Authors & affiliations:
Jamie I. van der Vaart1,2, Mariëtte R. Boon1,2, Tamer Coskun3, Patrick C.N. Rensen1,2, Sander Kooijman1,2, Robin van Eenige1,2
1Dept. of Medicine, Div. of Endocrinology; 2Einthoven Laboratory for Experimental Vascular Medicine; 3Lilly Research Laboratories, Lilly Corporate Center, Indianapolis, IN, United States
Background and aim:
Glucagon is well-studied for its role in glucose homeostasis, including processes such as glycogenolysis and gluconeogenesis, but its involvement in lipid metabolism remains less explored. Current evidence indicates that glucagon stimulates fatty acid oxidation in the liver, leading to lower circulating triglyceride (TG) levels. This study isaimed at evaluating the effects of a long-acting glucagon receptor agonist on lipid fluxes.
Methods:
Diet-induced obese male C57BL/6N mice were fed a Western diet (40% fat, 40% sucrose) and were treated every three days with a glucagon receptor agonist (GFA-015; 10 nmol/kg) or vehicle for 2 weeks. Body weight, body composition, and 4h-fasted plasma triglyceride levels were monitored throughout the study. At the end of the treatment period,VLDL production and VLDL catabolism were assessed.
Results:
Compared with vehicle treatment, GFA-015 treatment reduced fat mass (-16%), without affecting food intake. Interestingly, GFA-015 increased plasma triglyceride levels (+64%). Mechanistically, GFA-015 did not impact plasma clearance of intravenous injectedVLDL-like particles, but enhanced VLDL-ApoB production (+51%) while decreasing VLDL-TG (-18%) production.
Conclusion:
Our preliminary results show that long-acting glucagon receptor agonism increases plasma TG levels, accompanied by hepatic overproduction of lipid-poor VLDL particles. We anticipate that smaller VLDL are lipolyzed less efficiently by lipoprotein lipase (LPL) on peripheral tissues, thereby increasing circulating TG levels.

#### Given information
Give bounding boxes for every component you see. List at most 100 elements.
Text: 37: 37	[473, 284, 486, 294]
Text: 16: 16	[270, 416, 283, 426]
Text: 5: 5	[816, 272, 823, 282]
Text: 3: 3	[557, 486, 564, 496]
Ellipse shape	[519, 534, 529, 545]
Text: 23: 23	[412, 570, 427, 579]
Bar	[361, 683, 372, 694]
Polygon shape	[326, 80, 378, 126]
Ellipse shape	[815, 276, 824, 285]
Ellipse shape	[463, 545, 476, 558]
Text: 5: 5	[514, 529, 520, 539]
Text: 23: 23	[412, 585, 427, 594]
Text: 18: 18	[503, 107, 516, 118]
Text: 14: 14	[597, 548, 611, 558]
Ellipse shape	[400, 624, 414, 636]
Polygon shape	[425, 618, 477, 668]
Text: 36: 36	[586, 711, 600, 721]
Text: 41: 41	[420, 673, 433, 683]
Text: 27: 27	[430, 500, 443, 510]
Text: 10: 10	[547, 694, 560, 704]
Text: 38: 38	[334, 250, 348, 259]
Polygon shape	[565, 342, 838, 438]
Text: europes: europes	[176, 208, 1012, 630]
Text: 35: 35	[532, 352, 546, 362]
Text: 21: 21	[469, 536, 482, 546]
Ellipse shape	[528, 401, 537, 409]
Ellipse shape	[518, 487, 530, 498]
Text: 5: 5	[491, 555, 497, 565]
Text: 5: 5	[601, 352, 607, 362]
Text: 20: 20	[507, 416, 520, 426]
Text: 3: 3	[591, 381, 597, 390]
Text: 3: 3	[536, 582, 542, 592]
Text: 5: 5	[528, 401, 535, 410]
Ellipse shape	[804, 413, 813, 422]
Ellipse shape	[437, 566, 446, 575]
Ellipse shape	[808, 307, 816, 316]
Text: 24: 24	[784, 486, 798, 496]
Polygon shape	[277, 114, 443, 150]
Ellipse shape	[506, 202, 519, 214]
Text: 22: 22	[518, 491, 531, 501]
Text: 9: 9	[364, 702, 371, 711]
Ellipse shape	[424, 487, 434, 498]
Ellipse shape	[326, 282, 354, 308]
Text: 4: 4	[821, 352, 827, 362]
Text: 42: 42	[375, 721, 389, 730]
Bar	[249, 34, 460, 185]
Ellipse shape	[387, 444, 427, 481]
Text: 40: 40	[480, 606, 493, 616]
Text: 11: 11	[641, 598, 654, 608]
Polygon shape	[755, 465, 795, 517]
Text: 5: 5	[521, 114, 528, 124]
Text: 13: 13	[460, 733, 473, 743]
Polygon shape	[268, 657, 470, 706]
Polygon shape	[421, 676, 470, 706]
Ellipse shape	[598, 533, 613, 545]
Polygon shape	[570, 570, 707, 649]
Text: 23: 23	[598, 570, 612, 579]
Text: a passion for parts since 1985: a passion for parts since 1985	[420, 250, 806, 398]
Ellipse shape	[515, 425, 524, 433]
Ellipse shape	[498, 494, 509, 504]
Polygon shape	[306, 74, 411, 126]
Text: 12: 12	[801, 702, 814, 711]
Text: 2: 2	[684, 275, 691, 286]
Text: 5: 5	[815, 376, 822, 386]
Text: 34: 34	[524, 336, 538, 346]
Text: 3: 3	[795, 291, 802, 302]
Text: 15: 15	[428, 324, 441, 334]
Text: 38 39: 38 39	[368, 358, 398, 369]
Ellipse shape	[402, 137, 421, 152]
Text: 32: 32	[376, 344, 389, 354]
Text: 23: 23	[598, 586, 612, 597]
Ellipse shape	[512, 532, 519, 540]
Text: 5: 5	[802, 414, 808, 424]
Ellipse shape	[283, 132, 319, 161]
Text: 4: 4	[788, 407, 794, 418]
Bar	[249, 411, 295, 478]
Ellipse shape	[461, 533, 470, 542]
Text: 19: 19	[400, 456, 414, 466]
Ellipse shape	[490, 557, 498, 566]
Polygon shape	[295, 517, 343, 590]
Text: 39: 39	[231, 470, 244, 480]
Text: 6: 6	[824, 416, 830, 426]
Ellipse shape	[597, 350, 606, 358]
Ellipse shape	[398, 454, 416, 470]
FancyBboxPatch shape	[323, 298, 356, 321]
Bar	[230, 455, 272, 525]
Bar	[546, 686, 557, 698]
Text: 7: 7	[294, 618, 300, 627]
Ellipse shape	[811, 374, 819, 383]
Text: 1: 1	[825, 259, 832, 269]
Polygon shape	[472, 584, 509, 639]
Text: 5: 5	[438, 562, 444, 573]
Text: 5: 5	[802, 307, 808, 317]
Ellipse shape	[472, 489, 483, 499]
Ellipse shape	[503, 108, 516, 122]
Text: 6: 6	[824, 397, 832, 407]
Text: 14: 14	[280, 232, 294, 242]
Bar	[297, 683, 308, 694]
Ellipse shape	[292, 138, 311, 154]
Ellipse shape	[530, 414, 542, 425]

#### Description of the task
Answer these from the abstract on glucagon receptor agonism above.
(a) How often, at what dose, and for how long were the mice given GFA-015?
(b) By what percentage did GFA-015 change fat mass compared with vehicle?
(c) Which enzyme do the authors expect to lipolyze smaller VLDL less efficiently?

#### Response area
(a) Every three days, at 10 nmol/kg, for 2 weeks.
(b) It reduced fat mass by 16%.
(c) Lipoprotein lipase (LPL).